Given problem
Below are records to transcribe exactly, without their pictures.

Data listing:
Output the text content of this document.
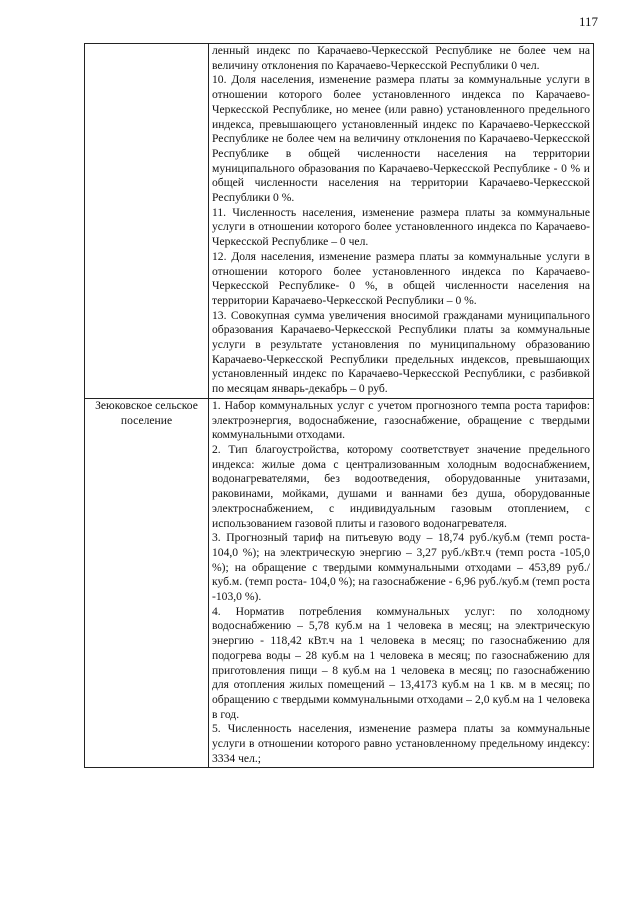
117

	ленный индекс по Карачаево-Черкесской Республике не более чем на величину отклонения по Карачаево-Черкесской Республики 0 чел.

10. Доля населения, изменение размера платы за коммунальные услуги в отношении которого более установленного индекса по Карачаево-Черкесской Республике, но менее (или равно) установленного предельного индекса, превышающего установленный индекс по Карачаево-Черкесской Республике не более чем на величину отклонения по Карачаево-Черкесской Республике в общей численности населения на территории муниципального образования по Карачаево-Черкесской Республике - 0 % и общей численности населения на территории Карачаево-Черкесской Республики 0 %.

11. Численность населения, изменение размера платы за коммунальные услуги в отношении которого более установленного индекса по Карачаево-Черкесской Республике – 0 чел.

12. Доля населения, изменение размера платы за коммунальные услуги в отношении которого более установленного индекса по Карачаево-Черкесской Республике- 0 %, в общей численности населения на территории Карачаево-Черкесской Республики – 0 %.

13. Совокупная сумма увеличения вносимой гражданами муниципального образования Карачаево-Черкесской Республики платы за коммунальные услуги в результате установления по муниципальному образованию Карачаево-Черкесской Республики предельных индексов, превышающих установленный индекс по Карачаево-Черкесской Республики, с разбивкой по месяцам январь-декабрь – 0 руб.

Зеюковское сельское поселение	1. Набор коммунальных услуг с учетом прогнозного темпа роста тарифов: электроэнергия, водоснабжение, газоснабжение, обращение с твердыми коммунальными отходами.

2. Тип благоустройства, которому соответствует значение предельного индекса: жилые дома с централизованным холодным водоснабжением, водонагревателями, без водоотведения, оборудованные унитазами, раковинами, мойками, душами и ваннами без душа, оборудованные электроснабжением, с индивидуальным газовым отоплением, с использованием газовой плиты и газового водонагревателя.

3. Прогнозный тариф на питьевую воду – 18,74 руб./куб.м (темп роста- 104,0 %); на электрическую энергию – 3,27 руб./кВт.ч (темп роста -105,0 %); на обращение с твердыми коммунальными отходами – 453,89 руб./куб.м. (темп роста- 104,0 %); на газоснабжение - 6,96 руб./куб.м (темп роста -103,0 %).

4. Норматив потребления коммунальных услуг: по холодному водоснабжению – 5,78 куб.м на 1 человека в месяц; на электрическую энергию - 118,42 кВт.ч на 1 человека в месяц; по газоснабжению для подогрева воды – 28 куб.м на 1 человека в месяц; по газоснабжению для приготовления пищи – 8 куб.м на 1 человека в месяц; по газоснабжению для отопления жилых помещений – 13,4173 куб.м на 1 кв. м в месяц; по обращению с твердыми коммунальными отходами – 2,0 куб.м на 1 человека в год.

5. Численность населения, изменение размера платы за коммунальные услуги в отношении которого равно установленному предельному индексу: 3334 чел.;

Result for this exercise
Output the text content of this document.
117

	ленный индекс по Карачаево-Черкесской Республике не более чем на величину отклонения по Карачаево-Черкесской Республики 0 чел.

10. Доля населения, изменение размера платы за коммунальные услуги в отношении которого более установленного индекса по Карачаево-Черкесской Республике, но менее (или равно) установленного предельного индекса, превышающего установленный индекс по Карачаево-Черкесской Республике не более чем на величину отклонения по Карачаево-Черкесской Республике в общей численности населения на территории муниципального образования по Карачаево-Черкесской Республике - 0 % и общей численности населения на территории Карачаево-Черкесской Республики 0 %.

11. Численность населения, изменение размера платы за коммунальные услуги в отношении которого более установленного индекса по Карачаево-Черкесской Республике – 0 чел.

12. Доля населения, изменение размера платы за коммунальные услуги в отношении которого более установленного индекса по Карачаево-Черкесской Республике- 0 %, в общей численности населения на территории Карачаево-Черкесской Республики – 0 %.

13. Совокупная сумма увеличения вносимой гражданами муниципального образования Карачаево-Черкесской Республики платы за коммунальные услуги в результате установления по муниципальному образованию Карачаево-Черкесской Республики предельных индексов, превышающих установленный индекс по Карачаево-Черкесской Республики, с разбивкой по месяцам январь-декабрь – 0 руб.

Зеюковское сельское поселение	1. Набор коммунальных услуг с учетом прогнозного темпа роста тарифов: электроэнергия, водоснабжение, газоснабжение, обращение с твердыми коммунальными отходами.

2. Тип благоустройства, которому соответствует значение предельного индекса: жилые дома с централизованным холодным водоснабжением, водонагревателями, без водоотведения, оборудованные унитазами, раковинами, мойками, душами и ваннами без душа, оборудованные электроснабжением, с индивидуальным газовым отоплением, с использованием газовой плиты и газового водонагревателя.

3. Прогнозный тариф на питьевую воду – 18,74 руб./куб.м (темп роста- 104,0 %); на электрическую энергию – 3,27 руб./кВт.ч (темп роста -105,0 %); на обращение с твердыми коммунальными отходами – 453,89 руб./куб.м. (темп роста- 104,0 %); на газоснабжение - 6,96 руб./куб.м (темп роста -103,0 %).

4. Норматив потребления коммунальных услуг: по холодному водоснабжению – 5,78 куб.м на 1 человека в месяц; на электрическую энергию - 118,42 кВт.ч на 1 человека в месяц; по газоснабжению для подогрева воды – 28 куб.м на 1 человека в месяц; по газоснабжению для приготовления пищи – 8 куб.м на 1 человека в месяц; по газоснабжению для отопления жилых помещений – 13,4173 куб.м на 1 кв. м в месяц; по обращению с твердыми коммунальными отходами – 2,0 куб.м на 1 человека в год.

5. Численность населения, изменение размера платы за коммунальные услуги в отношении которого равно установленному предельному индексу: 3334 чел.;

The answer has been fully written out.